§ Task brief:
Your job is to restate each entry word for word.

§ Dataset extract:
........

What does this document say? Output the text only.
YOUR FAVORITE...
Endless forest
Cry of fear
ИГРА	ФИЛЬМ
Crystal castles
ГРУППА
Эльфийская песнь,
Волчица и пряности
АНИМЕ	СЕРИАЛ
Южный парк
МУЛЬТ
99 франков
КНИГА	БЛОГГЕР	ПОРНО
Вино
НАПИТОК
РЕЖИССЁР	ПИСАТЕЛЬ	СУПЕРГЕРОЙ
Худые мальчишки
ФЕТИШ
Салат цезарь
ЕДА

........

§ Result for this exercise:
What does this document say? Output the text only.
YOUR FAVORITE...
Endless forest
Cry of fear
ИГРА	ФИЛЬМ
Crystal castles
ГРУППА
Эльфийская песнь,
Волчица и пряности
АНИМЕ	СЕРИАЛ
Южный парк
МУЛЬТ
99 франков
КНИГА	БЛОГГЕР	ПОРНО
Вино
НАПИТОК
РЕЖИССЁР	ПИСАТЕЛЬ	СУПЕРГЕРОЙ
Худые мальчишки
ФЕТИШ
Салат цезарь
ЕДА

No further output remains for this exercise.